Copy each line below without leaving any out.

━━ STORED ROWS

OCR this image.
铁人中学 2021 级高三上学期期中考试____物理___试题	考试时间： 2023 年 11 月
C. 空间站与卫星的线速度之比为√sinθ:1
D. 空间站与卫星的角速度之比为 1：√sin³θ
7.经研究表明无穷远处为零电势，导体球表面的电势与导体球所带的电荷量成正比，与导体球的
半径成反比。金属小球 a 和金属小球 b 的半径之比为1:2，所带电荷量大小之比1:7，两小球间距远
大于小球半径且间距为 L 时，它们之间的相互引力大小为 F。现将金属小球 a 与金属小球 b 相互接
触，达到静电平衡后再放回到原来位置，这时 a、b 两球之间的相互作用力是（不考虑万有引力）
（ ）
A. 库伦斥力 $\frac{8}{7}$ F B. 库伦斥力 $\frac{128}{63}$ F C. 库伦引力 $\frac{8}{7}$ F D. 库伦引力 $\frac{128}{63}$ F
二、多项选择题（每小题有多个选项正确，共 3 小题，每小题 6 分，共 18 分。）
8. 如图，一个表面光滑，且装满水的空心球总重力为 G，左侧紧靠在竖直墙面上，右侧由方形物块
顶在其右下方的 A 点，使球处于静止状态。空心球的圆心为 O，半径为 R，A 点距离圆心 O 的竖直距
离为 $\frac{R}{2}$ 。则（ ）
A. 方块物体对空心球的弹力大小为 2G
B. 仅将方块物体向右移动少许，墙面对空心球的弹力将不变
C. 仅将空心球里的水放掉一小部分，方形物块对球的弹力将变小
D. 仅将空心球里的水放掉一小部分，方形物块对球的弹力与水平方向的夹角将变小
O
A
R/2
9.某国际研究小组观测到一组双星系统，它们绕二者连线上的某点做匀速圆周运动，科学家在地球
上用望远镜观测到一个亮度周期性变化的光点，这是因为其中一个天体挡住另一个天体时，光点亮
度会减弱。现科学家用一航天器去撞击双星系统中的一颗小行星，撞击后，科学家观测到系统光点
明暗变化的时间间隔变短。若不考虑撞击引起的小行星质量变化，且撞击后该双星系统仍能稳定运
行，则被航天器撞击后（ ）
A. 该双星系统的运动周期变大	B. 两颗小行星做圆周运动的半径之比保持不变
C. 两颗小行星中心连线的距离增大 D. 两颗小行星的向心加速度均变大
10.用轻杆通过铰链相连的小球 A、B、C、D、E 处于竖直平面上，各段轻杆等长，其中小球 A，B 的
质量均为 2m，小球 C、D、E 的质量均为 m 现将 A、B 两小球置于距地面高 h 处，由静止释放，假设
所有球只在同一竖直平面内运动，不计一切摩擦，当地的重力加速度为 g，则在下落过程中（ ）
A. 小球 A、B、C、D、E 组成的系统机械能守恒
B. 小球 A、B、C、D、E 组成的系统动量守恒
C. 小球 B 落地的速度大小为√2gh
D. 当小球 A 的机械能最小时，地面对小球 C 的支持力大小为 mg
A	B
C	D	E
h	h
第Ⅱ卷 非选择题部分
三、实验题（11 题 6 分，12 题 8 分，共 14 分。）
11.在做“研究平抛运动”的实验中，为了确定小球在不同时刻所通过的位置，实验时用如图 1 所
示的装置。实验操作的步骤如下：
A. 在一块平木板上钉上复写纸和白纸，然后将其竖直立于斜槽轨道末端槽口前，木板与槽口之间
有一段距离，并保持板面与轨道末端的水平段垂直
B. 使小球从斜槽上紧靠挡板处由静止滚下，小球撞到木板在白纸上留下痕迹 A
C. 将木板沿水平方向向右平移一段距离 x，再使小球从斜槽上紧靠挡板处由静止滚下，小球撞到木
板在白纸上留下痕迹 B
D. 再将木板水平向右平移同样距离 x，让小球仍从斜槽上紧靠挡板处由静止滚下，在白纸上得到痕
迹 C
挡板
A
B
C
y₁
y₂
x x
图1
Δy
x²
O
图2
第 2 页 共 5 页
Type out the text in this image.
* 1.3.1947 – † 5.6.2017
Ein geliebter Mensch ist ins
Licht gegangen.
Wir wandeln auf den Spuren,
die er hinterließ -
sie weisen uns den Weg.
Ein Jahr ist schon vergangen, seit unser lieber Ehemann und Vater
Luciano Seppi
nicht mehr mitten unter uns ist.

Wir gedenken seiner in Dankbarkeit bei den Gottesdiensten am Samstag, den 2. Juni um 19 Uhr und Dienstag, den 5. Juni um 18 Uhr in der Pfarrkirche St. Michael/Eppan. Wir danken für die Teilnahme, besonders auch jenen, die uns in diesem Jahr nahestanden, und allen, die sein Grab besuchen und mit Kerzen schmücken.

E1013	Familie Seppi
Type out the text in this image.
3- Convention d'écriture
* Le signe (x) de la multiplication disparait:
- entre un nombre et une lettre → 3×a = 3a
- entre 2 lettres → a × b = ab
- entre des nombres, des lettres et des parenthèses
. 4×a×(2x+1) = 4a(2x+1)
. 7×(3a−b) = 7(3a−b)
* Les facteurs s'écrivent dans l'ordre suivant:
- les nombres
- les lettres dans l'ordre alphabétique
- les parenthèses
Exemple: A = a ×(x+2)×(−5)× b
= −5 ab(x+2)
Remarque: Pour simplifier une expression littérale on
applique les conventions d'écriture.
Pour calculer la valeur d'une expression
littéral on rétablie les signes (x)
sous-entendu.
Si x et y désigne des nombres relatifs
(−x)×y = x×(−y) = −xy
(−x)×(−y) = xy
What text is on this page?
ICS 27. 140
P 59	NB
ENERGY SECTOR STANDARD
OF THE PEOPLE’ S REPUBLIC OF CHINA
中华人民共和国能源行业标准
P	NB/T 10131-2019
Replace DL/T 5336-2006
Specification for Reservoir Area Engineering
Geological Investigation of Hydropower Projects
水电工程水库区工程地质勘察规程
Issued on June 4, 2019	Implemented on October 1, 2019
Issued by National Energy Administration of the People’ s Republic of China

━━━━

:: SOLUTION TO THE EXERCISE ::
OCR this image.
铁人中学 2021 级高三上学期期中考试____物理___试题	考试时间： 2023 年 11 月
C. 空间站与卫星的线速度之比为√sinθ:1
D. 空间站与卫星的角速度之比为 1：√sin³θ
7.经研究表明无穷远处为零电势，导体球表面的电势与导体球所带的电荷量成正比，与导体球的
半径成反比。金属小球 a 和金属小球 b 的半径之比为1:2，所带电荷量大小之比1:7，两小球间距远
大于小球半径且间距为 L 时，它们之间的相互引力大小为 F。现将金属小球 a 与金属小球 b 相互接
触，达到静电平衡后再放回到原来位置，这时 a、b 两球之间的相互作用力是（不考虑万有引力）
（ ）
A. 库伦斥力 $\frac{8}{7}$ F B. 库伦斥力 $\frac{128}{63}$ F C. 库伦引力 $\frac{8}{7}$ F D. 库伦引力 $\frac{128}{63}$ F
二、多项选择题（每小题有多个选项正确，共 3 小题，每小题 6 分，共 18 分。）
8. 如图，一个表面光滑，且装满水的空心球总重力为 G，左侧紧靠在竖直墙面上，右侧由方形物块
顶在其右下方的 A 点，使球处于静止状态。空心球的圆心为 O，半径为 R，A 点距离圆心 O 的竖直距
离为 $\frac{R}{2}$ 。则（ ）
A. 方块物体对空心球的弹力大小为 2G
B. 仅将方块物体向右移动少许，墙面对空心球的弹力将不变
C. 仅将空心球里的水放掉一小部分，方形物块对球的弹力将变小
D. 仅将空心球里的水放掉一小部分，方形物块对球的弹力与水平方向的夹角将变小
O
A
R/2
9.某国际研究小组观测到一组双星系统，它们绕二者连线上的某点做匀速圆周运动，科学家在地球
上用望远镜观测到一个亮度周期性变化的光点，这是因为其中一个天体挡住另一个天体时，光点亮
度会减弱。现科学家用一航天器去撞击双星系统中的一颗小行星，撞击后，科学家观测到系统光点
明暗变化的时间间隔变短。若不考虑撞击引起的小行星质量变化，且撞击后该双星系统仍能稳定运
行，则被航天器撞击后（ ）
A. 该双星系统的运动周期变大	B. 两颗小行星做圆周运动的半径之比保持不变
C. 两颗小行星中心连线的距离增大 D. 两颗小行星的向心加速度均变大
10.用轻杆通过铰链相连的小球 A、B、C、D、E 处于竖直平面上，各段轻杆等长，其中小球 A，B 的
质量均为 2m，小球 C、D、E 的质量均为 m 现将 A、B 两小球置于距地面高 h 处，由静止释放，假设
所有球只在同一竖直平面内运动，不计一切摩擦，当地的重力加速度为 g，则在下落过程中（ ）
A. 小球 A、B、C、D、E 组成的系统机械能守恒
B. 小球 A、B、C、D、E 组成的系统动量守恒
C. 小球 B 落地的速度大小为√2gh
D. 当小球 A 的机械能最小时，地面对小球 C 的支持力大小为 mg
A	B
C	D	E
h	h
第Ⅱ卷 非选择题部分
三、实验题（11 题 6 分，12 题 8 分，共 14 分。）
11.在做“研究平抛运动”的实验中，为了确定小球在不同时刻所通过的位置，实验时用如图 1 所
示的装置。实验操作的步骤如下：
A. 在一块平木板上钉上复写纸和白纸，然后将其竖直立于斜槽轨道末端槽口前，木板与槽口之间
有一段距离，并保持板面与轨道末端的水平段垂直
B. 使小球从斜槽上紧靠挡板处由静止滚下，小球撞到木板在白纸上留下痕迹 A
C. 将木板沿水平方向向右平移一段距离 x，再使小球从斜槽上紧靠挡板处由静止滚下，小球撞到木
板在白纸上留下痕迹 B
D. 再将木板水平向右平移同样距离 x，让小球仍从斜槽上紧靠挡板处由静止滚下，在白纸上得到痕
迹 C
挡板
A
B
C
y₁
y₂
x x
图1
Δy
x²
O
图2
第 2 页 共 5 页
Type out the text in this image.
* 1.3.1947 – † 5.6.2017
Ein geliebter Mensch ist ins
Licht gegangen.
Wir wandeln auf den Spuren,
die er hinterließ -
sie weisen uns den Weg.
Ein Jahr ist schon vergangen, seit unser lieber Ehemann und Vater
Luciano Seppi
nicht mehr mitten unter uns ist.

Wir gedenken seiner in Dankbarkeit bei den Gottesdiensten am Samstag, den 2. Juni um 19 Uhr und Dienstag, den 5. Juni um 18 Uhr in der Pfarrkirche St. Michael/Eppan. Wir danken für die Teilnahme, besonders auch jenen, die uns in diesem Jahr nahestanden, und allen, die sein Grab besuchen und mit Kerzen schmücken.

E1013	Familie Seppi
Type out the text in this image.
3- Convention d'écriture
* Le signe (x) de la multiplication disparait:
- entre un nombre et une lettre → 3×a = 3a
- entre 2 lettres → a × b = ab
- entre des nombres, des lettres et des parenthèses
. 4×a×(2x+1) = 4a(2x+1)
. 7×(3a−b) = 7(3a−b)
* Les facteurs s'écrivent dans l'ordre suivant:
- les nombres
- les lettres dans l'ordre alphabétique
- les parenthèses
Exemple: A = a ×(x+2)×(−5)× b
= −5 ab(x+2)
Remarque: Pour simplifier une expression littérale on
applique les conventions d'écriture.
Pour calculer la valeur d'une expression
littéral on rétablie les signes (x)
sous-entendu.
Si x et y désigne des nombres relatifs
(−x)×y = x×(−y) = −xy
(−x)×(−y) = xy
What text is on this page?
ICS 27. 140
P 59	NB
ENERGY SECTOR STANDARD
OF THE PEOPLE’ S REPUBLIC OF CHINA
中华人民共和国能源行业标准
P	NB/T 10131-2019
Replace DL/T 5336-2006
Specification for Reservoir Area Engineering
Geological Investigation of Hydropower Projects
水电工程水库区工程地质勘察规程
Issued on June 4, 2019	Implemented on October 1, 2019
Issued by National Energy Administration of the People’ s Republic of China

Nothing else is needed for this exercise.